§ **Instruction**:
Scan the data beneath this task and copy each line that includes "title".

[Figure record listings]
-=-=-=-=-
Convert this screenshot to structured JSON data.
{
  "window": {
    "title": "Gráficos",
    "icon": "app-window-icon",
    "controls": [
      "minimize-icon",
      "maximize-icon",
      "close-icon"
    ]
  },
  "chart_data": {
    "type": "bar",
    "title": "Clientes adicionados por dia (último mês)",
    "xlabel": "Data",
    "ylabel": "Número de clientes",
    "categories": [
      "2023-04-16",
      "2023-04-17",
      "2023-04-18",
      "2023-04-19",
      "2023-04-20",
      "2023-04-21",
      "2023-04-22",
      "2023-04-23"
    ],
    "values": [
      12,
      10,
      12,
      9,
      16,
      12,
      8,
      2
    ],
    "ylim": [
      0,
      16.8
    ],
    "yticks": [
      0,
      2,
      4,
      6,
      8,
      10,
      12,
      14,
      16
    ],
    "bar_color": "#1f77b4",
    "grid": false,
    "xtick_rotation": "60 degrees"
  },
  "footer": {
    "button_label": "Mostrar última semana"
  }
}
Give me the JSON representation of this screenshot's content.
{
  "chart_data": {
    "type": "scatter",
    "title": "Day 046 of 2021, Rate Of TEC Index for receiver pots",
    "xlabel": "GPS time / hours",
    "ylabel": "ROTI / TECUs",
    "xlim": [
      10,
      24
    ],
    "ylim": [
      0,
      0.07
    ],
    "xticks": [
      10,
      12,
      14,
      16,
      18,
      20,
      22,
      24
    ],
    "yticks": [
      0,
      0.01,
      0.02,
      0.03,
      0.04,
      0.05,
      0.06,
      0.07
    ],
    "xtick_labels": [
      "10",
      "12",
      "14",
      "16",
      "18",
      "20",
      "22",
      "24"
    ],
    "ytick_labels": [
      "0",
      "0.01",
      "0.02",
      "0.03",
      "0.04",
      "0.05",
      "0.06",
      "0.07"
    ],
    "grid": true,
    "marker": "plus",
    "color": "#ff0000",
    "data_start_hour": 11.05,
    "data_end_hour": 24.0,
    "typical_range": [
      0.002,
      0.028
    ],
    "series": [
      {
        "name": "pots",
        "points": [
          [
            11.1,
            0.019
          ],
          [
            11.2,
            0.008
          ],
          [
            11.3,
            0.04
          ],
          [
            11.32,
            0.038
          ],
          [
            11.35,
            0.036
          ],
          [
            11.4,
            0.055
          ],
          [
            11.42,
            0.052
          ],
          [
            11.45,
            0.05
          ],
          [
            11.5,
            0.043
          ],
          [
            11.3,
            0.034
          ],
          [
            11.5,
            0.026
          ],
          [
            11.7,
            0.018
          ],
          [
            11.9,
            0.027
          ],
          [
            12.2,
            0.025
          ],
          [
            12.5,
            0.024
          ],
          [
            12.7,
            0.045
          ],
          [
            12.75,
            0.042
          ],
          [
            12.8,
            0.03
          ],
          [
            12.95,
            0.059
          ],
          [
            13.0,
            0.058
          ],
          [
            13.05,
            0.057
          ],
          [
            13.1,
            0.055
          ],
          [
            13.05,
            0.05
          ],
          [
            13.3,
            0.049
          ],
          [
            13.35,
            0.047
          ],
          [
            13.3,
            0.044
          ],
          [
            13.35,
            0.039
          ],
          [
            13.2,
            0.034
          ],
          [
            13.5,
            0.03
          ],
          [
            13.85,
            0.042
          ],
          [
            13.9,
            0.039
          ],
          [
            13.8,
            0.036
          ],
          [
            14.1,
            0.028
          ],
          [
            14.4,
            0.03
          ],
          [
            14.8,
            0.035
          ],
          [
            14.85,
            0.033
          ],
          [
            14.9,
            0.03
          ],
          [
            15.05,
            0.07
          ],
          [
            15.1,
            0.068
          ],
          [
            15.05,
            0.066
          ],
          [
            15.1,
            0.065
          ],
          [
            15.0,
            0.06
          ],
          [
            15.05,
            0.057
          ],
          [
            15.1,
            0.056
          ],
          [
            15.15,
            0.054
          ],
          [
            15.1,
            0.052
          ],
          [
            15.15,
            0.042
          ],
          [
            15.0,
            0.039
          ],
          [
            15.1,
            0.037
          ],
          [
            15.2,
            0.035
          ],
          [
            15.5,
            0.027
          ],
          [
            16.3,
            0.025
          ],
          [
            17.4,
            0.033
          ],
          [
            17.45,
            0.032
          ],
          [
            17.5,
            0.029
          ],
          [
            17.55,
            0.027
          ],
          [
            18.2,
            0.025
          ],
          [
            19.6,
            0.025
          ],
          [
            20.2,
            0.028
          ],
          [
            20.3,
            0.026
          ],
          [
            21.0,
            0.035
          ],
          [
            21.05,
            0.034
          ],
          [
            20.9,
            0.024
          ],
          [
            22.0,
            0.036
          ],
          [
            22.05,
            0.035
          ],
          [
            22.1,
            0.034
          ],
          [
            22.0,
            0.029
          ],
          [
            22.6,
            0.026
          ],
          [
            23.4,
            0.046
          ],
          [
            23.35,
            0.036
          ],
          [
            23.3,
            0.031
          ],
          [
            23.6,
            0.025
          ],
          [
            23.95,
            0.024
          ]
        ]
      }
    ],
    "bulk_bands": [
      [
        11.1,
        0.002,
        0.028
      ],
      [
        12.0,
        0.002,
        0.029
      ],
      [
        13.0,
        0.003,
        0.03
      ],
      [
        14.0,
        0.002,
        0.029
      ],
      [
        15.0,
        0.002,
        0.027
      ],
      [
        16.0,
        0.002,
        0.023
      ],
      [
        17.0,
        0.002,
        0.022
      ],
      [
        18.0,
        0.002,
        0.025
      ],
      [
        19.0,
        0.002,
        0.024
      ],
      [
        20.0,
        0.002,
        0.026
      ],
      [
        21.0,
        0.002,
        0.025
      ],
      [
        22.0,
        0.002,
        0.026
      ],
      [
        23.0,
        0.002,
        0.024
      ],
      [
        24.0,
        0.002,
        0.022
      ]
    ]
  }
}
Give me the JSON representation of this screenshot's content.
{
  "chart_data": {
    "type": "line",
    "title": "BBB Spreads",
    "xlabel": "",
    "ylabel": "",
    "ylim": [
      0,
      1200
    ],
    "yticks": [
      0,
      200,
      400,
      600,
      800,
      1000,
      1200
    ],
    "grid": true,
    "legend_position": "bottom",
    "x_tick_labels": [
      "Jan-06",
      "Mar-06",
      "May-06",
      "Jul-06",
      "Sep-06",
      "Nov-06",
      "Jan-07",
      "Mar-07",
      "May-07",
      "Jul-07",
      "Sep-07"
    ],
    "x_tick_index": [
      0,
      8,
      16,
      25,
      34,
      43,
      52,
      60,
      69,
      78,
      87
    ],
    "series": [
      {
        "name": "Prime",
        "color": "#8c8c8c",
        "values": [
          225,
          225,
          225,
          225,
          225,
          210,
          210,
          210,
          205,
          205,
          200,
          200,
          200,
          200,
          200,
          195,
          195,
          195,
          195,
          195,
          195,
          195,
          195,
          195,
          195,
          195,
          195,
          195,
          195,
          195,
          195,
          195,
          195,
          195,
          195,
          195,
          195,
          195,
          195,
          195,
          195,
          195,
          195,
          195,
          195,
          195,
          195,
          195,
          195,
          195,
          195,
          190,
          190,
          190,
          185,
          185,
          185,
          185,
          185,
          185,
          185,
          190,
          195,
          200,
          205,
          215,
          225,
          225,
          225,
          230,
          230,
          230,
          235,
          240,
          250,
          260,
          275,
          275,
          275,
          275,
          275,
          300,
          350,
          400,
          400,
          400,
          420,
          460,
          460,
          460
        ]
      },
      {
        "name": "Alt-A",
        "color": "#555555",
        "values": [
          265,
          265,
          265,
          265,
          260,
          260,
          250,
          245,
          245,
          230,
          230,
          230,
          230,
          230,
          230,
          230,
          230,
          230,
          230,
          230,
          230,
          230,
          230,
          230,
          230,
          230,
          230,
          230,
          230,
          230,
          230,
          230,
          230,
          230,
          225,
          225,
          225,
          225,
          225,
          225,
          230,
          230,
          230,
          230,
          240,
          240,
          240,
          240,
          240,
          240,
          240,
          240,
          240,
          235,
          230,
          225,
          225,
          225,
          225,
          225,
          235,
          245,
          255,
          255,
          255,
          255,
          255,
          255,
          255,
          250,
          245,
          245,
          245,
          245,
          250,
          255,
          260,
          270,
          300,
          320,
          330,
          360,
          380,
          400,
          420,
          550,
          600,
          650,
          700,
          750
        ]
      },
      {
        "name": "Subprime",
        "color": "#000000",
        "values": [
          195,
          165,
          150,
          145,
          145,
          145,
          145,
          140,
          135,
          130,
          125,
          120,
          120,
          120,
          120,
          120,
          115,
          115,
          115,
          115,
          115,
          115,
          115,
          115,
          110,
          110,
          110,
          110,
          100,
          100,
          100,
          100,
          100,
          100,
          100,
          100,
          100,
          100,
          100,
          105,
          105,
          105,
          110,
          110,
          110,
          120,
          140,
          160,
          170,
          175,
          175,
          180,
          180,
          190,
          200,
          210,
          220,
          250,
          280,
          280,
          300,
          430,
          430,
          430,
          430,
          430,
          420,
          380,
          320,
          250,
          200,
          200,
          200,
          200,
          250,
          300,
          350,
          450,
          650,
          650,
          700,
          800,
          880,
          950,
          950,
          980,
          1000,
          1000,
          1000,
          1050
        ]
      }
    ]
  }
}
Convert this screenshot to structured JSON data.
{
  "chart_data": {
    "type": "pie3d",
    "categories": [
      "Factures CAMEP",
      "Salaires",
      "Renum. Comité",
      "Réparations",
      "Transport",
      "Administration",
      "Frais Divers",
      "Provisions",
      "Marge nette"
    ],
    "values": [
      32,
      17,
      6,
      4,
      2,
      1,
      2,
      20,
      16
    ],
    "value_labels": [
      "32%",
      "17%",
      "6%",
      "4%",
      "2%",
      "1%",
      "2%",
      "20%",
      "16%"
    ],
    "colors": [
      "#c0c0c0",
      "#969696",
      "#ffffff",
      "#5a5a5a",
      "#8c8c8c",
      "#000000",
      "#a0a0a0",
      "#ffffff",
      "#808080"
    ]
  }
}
-=-=-=-=-
§ **Exercise output**:
    "title": "Gráficos",
    "title": "Clientes adicionados por dia (último mês)",
    "title": "Day 046 of 2021, Rate Of TEC Index for receiver pots",
    "title": "BBB Spreads",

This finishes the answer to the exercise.